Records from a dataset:
_ _ _ _ _ _ _

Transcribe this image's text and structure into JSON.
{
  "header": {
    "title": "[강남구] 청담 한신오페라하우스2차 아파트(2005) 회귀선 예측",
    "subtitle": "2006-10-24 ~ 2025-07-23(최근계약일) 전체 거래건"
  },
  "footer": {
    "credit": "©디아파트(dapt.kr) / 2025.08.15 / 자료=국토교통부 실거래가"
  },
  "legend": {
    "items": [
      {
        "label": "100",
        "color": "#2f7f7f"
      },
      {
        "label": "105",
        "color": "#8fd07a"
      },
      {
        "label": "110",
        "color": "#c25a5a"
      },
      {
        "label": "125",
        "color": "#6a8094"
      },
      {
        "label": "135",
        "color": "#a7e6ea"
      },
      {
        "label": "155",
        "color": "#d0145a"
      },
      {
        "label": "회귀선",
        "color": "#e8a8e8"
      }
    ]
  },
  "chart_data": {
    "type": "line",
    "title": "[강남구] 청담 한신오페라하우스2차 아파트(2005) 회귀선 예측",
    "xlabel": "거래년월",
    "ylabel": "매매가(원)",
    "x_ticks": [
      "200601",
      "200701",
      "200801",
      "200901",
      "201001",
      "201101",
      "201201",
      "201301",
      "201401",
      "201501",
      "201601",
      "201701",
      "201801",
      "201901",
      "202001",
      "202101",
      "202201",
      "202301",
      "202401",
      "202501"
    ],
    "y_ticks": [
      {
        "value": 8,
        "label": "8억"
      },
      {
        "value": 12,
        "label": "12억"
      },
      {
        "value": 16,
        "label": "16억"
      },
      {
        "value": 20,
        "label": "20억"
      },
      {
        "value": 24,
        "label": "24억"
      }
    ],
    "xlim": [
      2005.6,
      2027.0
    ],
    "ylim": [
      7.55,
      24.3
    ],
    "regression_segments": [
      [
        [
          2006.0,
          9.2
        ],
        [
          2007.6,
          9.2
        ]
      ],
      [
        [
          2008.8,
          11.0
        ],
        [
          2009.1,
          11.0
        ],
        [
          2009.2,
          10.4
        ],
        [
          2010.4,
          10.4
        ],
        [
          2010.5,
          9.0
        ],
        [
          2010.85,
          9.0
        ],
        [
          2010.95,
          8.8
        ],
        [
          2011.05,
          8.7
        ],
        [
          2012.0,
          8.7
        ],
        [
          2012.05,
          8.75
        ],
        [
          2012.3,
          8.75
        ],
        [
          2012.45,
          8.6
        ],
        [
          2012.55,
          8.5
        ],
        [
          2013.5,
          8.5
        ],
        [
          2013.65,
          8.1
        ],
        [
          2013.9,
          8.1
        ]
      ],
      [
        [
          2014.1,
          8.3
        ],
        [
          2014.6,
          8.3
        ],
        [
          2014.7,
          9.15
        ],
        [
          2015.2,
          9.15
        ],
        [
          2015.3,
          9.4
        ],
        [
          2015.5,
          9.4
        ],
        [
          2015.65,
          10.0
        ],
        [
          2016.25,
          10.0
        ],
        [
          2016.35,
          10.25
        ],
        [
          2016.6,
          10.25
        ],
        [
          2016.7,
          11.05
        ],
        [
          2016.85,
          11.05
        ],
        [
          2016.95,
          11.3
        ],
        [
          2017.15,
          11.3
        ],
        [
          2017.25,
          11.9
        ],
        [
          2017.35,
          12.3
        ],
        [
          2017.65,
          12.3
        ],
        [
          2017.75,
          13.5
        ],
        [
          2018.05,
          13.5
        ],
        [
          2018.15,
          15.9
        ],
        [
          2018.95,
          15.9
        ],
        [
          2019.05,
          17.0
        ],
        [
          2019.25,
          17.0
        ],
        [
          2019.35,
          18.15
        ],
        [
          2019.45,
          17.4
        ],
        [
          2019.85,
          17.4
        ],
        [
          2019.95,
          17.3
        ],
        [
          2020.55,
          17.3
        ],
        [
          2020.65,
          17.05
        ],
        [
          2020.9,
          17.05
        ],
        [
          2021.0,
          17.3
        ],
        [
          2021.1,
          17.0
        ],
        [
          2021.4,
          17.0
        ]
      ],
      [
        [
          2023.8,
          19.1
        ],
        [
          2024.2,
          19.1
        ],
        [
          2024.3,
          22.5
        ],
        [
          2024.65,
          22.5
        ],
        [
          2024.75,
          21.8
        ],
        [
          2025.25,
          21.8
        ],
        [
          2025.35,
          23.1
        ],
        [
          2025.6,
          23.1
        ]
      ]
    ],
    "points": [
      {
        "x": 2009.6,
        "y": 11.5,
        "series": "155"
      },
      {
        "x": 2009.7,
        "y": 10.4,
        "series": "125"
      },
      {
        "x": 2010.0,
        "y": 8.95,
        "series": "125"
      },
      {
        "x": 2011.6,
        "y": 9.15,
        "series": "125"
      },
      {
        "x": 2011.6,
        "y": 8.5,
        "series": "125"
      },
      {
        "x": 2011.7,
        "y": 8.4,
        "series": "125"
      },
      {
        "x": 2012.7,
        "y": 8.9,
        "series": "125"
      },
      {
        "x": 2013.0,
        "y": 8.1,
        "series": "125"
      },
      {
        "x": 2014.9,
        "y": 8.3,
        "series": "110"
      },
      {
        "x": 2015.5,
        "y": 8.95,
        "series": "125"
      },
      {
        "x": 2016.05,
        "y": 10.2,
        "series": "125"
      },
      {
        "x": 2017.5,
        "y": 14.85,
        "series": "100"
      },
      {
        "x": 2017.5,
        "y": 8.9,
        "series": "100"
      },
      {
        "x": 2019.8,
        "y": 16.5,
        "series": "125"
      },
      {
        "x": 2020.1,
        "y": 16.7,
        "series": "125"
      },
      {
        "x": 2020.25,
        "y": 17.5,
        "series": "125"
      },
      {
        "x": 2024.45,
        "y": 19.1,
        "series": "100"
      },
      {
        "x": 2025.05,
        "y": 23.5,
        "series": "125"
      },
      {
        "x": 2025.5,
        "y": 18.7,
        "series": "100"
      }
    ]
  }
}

_ _ _ _ _ _ _

TASK STATEMENT: Extract every line above exactly as it stands.

RESPONSE TO THE EXERCISE:
Transcribe this image's text and structure into JSON.
{
  "header": {
    "title": "[강남구] 청담 한신오페라하우스2차 아파트(2005) 회귀선 예측",
    "subtitle": "2006-10-24 ~ 2025-07-23(최근계약일) 전체 거래건"
  },
  "footer": {
    "credit": "©디아파트(dapt.kr) / 2025.08.15 / 자료=국토교통부 실거래가"
  },
  "legend": {
    "items": [
      {
        "label": "100",
        "color": "#2f7f7f"
      },
      {
        "label": "105",
        "color": "#8fd07a"
      },
      {
        "label": "110",
        "color": "#c25a5a"
      },
      {
        "label": "125",
        "color": "#6a8094"
      },
      {
        "label": "135",
        "color": "#a7e6ea"
      },
      {
        "label": "155",
        "color": "#d0145a"
      },
      {
        "label": "회귀선",
        "color": "#e8a8e8"
      }
    ]
  },
  "chart_data": {
    "type": "line",
    "title": "[강남구] 청담 한신오페라하우스2차 아파트(2005) 회귀선 예측",
    "xlabel": "거래년월",
    "ylabel": "매매가(원)",
    "x_ticks": [
      "200601",
      "200701",
      "200801",
      "200901",
      "201001",
      "201101",
      "201201",
      "201301",
      "201401",
      "201501",
      "201601",
      "201701",
      "201801",
      "201901",
      "202001",
      "202101",
      "202201",
      "202301",
      "202401",
      "202501"
    ],
    "y_ticks": [
      {
        "value": 8,
        "label": "8억"
      },
      {
        "value": 12,
        "label": "12억"
      },
      {
        "value": 16,
        "label": "16억"
      },
      {
        "value": 20,
        "label": "20억"
      },
      {
        "value": 24,
        "label": "24억"
      }
    ],
    "xlim": [
      2005.6,
      2027.0
    ],
    "ylim": [
      7.55,
      24.3
    ],
    "regression_segments": [
      [
        [
          2006.0,
          9.2
        ],
        [
          2007.6,
          9.2
        ]
      ],
      [
        [
          2008.8,
          11.0
        ],
        [
          2009.1,
          11.0
        ],
        [
          2009.2,
          10.4
        ],
        [
          2010.4,
          10.4
        ],
        [
          2010.5,
          9.0
        ],
        [
          2010.85,
          9.0
        ],
        [
          2010.95,
          8.8
        ],
        [
          2011.05,
          8.7
        ],
        [
          2012.0,
          8.7
        ],
        [
          2012.05,
          8.75
        ],
        [
          2012.3,
          8.75
        ],
        [
          2012.45,
          8.6
        ],
        [
          2012.55,
          8.5
        ],
        [
          2013.5,
          8.5
        ],
        [
          2013.65,
          8.1
        ],
        [
          2013.9,
          8.1
        ]
      ],
      [
        [
          2014.1,
          8.3
        ],
        [
          2014.6,
          8.3
        ],
        [
          2014.7,
          9.15
        ],
        [
          2015.2,
          9.15
        ],
        [
          2015.3,
          9.4
        ],
        [
          2015.5,
          9.4
        ],
        [
          2015.65,
          10.0
        ],
        [
          2016.25,
          10.0
        ],
        [
          2016.35,
          10.25
        ],
        [
          2016.6,
          10.25
        ],
        [
          2016.7,
          11.05
        ],
        [
          2016.85,
          11.05
        ],
        [
          2016.95,
          11.3
        ],
        [
          2017.15,
          11.3
        ],
        [
          2017.25,
          11.9
        ],
        [
          2017.35,
          12.3
        ],
        [
          2017.65,
          12.3
        ],
        [
          2017.75,
          13.5
        ],
        [
          2018.05,
          13.5
        ],
        [
          2018.15,
          15.9
        ],
        [
          2018.95,
          15.9
        ],
        [
          2019.05,
          17.0
        ],
        [
          2019.25,
          17.0
        ],
        [
          2019.35,
          18.15
        ],
        [
          2019.45,
          17.4
        ],
        [
          2019.85,
          17.4
        ],
        [
          2019.95,
          17.3
        ],
        [
          2020.55,
          17.3
        ],
        [
          2020.65,
          17.05
        ],
        [
          2020.9,
          17.05
        ],
        [
          2021.0,
          17.3
        ],
        [
          2021.1,
          17.0
        ],
        [
          2021.4,
          17.0
        ]
      ],
      [
        [
          2023.8,
          19.1
        ],
        [
          2024.2,
          19.1
        ],
        [
          2024.3,
          22.5
        ],
        [
          2024.65,
          22.5
        ],
        [
          2024.75,
          21.8
        ],
        [
          2025.25,
          21.8
        ],
        [
          2025.35,
          23.1
        ],
        [
          2025.6,
          23.1
        ]
      ]
    ],
    "points": [
      {
        "x": 2009.6,
        "y": 11.5,
        "series": "155"
      },
      {
        "x": 2009.7,
        "y": 10.4,
        "series": "125"
      },
      {
        "x": 2010.0,
        "y": 8.95,
        "series": "125"
      },
      {
        "x": 2011.6,
        "y": 9.15,
        "series": "125"
      },
      {
        "x": 2011.6,
        "y": 8.5,
        "series": "125"
      },
      {
        "x": 2011.7,
        "y": 8.4,
        "series": "125"
      },
      {
        "x": 2012.7,
        "y": 8.9,
        "series": "125"
      },
      {
        "x": 2013.0,
        "y": 8.1,
        "series": "125"
      },
      {
        "x": 2014.9,
        "y": 8.3,
        "series": "110"
      },
      {
        "x": 2015.5,
        "y": 8.95,
        "series": "125"
      },
      {
        "x": 2016.05,
        "y": 10.2,
        "series": "125"
      },
      {
        "x": 2017.5,
        "y": 14.85,
        "series": "100"
      },
      {
        "x": 2017.5,
        "y": 8.9,
        "series": "100"
      },
      {
        "x": 2019.8,
        "y": 16.5,
        "series": "125"
      },
      {
        "x": 2020.1,
        "y": 16.7,
        "series": "125"
      },
      {
        "x": 2020.25,
        "y": 17.5,
        "series": "125"
      },
      {
        "x": 2024.45,
        "y": 19.1,
        "series": "100"
      },
      {
        "x": 2025.05,
        "y": 23.5,
        "series": "125"
      },
      {
        "x": 2025.5,
        "y": 18.7,
        "series": "100"
      }
    ]
  }
}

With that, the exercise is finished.